begin RECORD LIST

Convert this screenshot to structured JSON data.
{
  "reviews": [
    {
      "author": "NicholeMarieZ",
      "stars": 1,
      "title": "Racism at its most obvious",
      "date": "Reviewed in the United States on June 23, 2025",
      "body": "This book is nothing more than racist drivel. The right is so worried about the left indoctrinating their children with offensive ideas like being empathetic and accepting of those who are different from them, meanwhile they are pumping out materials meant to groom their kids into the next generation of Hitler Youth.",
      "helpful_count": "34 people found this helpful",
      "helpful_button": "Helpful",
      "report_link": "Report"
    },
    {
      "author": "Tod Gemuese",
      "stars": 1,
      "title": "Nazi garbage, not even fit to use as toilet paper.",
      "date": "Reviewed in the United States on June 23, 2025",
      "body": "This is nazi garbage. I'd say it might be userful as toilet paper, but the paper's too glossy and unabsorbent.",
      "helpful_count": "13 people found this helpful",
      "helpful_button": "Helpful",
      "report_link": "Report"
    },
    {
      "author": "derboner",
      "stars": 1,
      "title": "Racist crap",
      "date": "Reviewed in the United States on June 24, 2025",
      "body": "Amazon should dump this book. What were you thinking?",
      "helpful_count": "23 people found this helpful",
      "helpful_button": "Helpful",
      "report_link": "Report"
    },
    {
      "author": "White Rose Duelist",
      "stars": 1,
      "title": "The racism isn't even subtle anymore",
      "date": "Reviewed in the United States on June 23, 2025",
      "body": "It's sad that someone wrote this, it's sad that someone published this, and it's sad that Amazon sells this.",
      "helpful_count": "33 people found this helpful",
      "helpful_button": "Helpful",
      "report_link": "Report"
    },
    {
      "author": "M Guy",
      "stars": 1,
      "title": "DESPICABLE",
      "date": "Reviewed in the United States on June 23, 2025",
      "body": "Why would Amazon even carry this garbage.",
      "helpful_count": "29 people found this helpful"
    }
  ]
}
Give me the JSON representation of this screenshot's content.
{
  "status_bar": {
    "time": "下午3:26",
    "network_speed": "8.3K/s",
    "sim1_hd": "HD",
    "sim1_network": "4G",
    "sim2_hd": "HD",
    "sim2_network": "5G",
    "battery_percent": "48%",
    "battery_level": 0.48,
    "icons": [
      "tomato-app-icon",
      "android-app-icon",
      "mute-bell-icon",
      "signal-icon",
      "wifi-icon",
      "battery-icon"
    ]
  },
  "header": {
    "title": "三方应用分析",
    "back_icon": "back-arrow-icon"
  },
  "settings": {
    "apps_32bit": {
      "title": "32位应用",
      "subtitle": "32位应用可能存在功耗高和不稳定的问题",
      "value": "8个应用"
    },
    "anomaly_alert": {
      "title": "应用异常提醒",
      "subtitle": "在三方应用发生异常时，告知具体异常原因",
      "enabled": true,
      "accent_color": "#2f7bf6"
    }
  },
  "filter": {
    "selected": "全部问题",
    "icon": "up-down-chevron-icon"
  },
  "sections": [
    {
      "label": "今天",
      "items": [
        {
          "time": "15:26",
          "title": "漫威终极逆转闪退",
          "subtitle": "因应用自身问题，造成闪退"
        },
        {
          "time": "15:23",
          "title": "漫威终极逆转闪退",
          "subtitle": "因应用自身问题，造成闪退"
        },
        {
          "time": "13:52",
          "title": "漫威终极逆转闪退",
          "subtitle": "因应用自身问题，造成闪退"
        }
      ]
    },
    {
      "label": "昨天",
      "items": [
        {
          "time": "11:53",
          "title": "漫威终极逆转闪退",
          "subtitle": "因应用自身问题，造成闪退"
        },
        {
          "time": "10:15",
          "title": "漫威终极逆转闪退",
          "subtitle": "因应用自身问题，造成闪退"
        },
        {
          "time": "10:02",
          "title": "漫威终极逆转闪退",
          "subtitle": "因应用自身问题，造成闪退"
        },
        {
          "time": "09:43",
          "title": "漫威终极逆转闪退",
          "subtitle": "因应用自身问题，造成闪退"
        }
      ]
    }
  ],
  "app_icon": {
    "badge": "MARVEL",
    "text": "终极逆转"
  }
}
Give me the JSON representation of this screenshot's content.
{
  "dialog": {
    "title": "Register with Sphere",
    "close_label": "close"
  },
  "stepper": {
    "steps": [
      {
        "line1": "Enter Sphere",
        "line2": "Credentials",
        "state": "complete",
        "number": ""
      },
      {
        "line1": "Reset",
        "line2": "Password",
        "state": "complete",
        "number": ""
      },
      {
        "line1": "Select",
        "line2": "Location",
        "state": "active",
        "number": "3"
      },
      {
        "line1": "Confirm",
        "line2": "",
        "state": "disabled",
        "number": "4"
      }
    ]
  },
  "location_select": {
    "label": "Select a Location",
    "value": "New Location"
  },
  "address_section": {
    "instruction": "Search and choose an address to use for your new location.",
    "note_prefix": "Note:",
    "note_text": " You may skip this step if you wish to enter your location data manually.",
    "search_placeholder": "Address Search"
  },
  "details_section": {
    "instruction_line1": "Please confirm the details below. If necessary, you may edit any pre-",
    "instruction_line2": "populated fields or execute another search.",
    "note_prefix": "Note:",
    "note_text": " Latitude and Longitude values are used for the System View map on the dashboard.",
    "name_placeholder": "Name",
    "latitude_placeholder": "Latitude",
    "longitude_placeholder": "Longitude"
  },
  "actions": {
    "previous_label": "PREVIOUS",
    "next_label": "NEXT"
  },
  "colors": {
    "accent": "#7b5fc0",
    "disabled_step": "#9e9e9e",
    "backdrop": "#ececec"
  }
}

end RECORD LIST

### PROBLEM DESCRIPTION
Emit the records above again, exactly, with no line skipped.

### TASK RESPONSE
Convert this screenshot to structured JSON data.
{
  "reviews": [
    {
      "author": "NicholeMarieZ",
      "stars": 1,
      "title": "Racism at its most obvious",
      "date": "Reviewed in the United States on June 23, 2025",
      "body": "This book is nothing more than racist drivel. The right is so worried about the left indoctrinating their children with offensive ideas like being empathetic and accepting of those who are different from them, meanwhile they are pumping out materials meant to groom their kids into the next generation of Hitler Youth.",
      "helpful_count": "34 people found this helpful",
      "helpful_button": "Helpful",
      "report_link": "Report"
    },
    {
      "author": "Tod Gemuese",
      "stars": 1,
      "title": "Nazi garbage, not even fit to use as toilet paper.",
      "date": "Reviewed in the United States on June 23, 2025",
      "body": "This is nazi garbage. I'd say it might be userful as toilet paper, but the paper's too glossy and unabsorbent.",
      "helpful_count": "13 people found this helpful",
      "helpful_button": "Helpful",
      "report_link": "Report"
    },
    {
      "author": "derboner",
      "stars": 1,
      "title": "Racist crap",
      "date": "Reviewed in the United States on June 24, 2025",
      "body": "Amazon should dump this book. What were you thinking?",
      "helpful_count": "23 people found this helpful",
      "helpful_button": "Helpful",
      "report_link": "Report"
    },
    {
      "author": "White Rose Duelist",
      "stars": 1,
      "title": "The racism isn't even subtle anymore",
      "date": "Reviewed in the United States on June 23, 2025",
      "body": "It's sad that someone wrote this, it's sad that someone published this, and it's sad that Amazon sells this.",
      "helpful_count": "33 people found this helpful",
      "helpful_button": "Helpful",
      "report_link": "Report"
    },
    {
      "author": "M Guy",
      "stars": 1,
      "title": "DESPICABLE",
      "date": "Reviewed in the United States on June 23, 2025",
      "body": "Why would Amazon even carry this garbage.",
      "helpful_count": "29 people found this helpful"
    }
  ]
}
Give me the JSON representation of this screenshot's content.
{
  "status_bar": {
    "time": "下午3:26",
    "network_speed": "8.3K/s",
    "sim1_hd": "HD",
    "sim1_network": "4G",
    "sim2_hd": "HD",
    "sim2_network": "5G",
    "battery_percent": "48%",
    "battery_level": 0.48,
    "icons": [
      "tomato-app-icon",
      "android-app-icon",
      "mute-bell-icon",
      "signal-icon",
      "wifi-icon",
      "battery-icon"
    ]
  },
  "header": {
    "title": "三方应用分析",
    "back_icon": "back-arrow-icon"
  },
  "settings": {
    "apps_32bit": {
      "title": "32位应用",
      "subtitle": "32位应用可能存在功耗高和不稳定的问题",
      "value": "8个应用"
    },
    "anomaly_alert": {
      "title": "应用异常提醒",
      "subtitle": "在三方应用发生异常时，告知具体异常原因",
      "enabled": true,
      "accent_color": "#2f7bf6"
    }
  },
  "filter": {
    "selected": "全部问题",
    "icon": "up-down-chevron-icon"
  },
  "sections": [
    {
      "label": "今天",
      "items": [
        {
          "time": "15:26",
          "title": "漫威终极逆转闪退",
          "subtitle": "因应用自身问题，造成闪退"
        },
        {
          "time": "15:23",
          "title": "漫威终极逆转闪退",
          "subtitle": "因应用自身问题，造成闪退"
        },
        {
          "time": "13:52",
          "title": "漫威终极逆转闪退",
          "subtitle": "因应用自身问题，造成闪退"
        }
      ]
    },
    {
      "label": "昨天",
      "items": [
        {
          "time": "11:53",
          "title": "漫威终极逆转闪退",
          "subtitle": "因应用自身问题，造成闪退"
        },
        {
          "time": "10:15",
          "title": "漫威终极逆转闪退",
          "subtitle": "因应用自身问题，造成闪退"
        },
        {
          "time": "10:02",
          "title": "漫威终极逆转闪退",
          "subtitle": "因应用自身问题，造成闪退"
        },
        {
          "time": "09:43",
          "title": "漫威终极逆转闪退",
          "subtitle": "因应用自身问题，造成闪退"
        }
      ]
    }
  ],
  "app_icon": {
    "badge": "MARVEL",
    "text": "终极逆转"
  }
}
Give me the JSON representation of this screenshot's content.
{
  "dialog": {
    "title": "Register with Sphere",
    "close_label": "close"
  },
  "stepper": {
    "steps": [
      {
        "line1": "Enter Sphere",
        "line2": "Credentials",
        "state": "complete",
        "number": ""
      },
      {
        "line1": "Reset",
        "line2": "Password",
        "state": "complete",
        "number": ""
      },
      {
        "line1": "Select",
        "line2": "Location",
        "state": "active",
        "number": "3"
      },
      {
        "line1": "Confirm",
        "line2": "",
        "state": "disabled",
        "number": "4"
      }
    ]
  },
  "location_select": {
    "label": "Select a Location",
    "value": "New Location"
  },
  "address_section": {
    "instruction": "Search and choose an address to use for your new location.",
    "note_prefix": "Note:",
    "note_text": " You may skip this step if you wish to enter your location data manually.",
    "search_placeholder": "Address Search"
  },
  "details_section": {
    "instruction_line1": "Please confirm the details below. If necessary, you may edit any pre-",
    "instruction_line2": "populated fields or execute another search.",
    "note_prefix": "Note:",
    "note_text": " Latitude and Longitude values are used for the System View map on the dashboard.",
    "name_placeholder": "Name",
    "latitude_placeholder": "Latitude",
    "longitude_placeholder": "Longitude"
  },
  "actions": {
    "previous_label": "PREVIOUS",
    "next_label": "NEXT"
  },
  "colors": {
    "accent": "#7b5fc0",
    "disabled_step": "#9e9e9e",
    "backdrop": "#ececec"
  }
}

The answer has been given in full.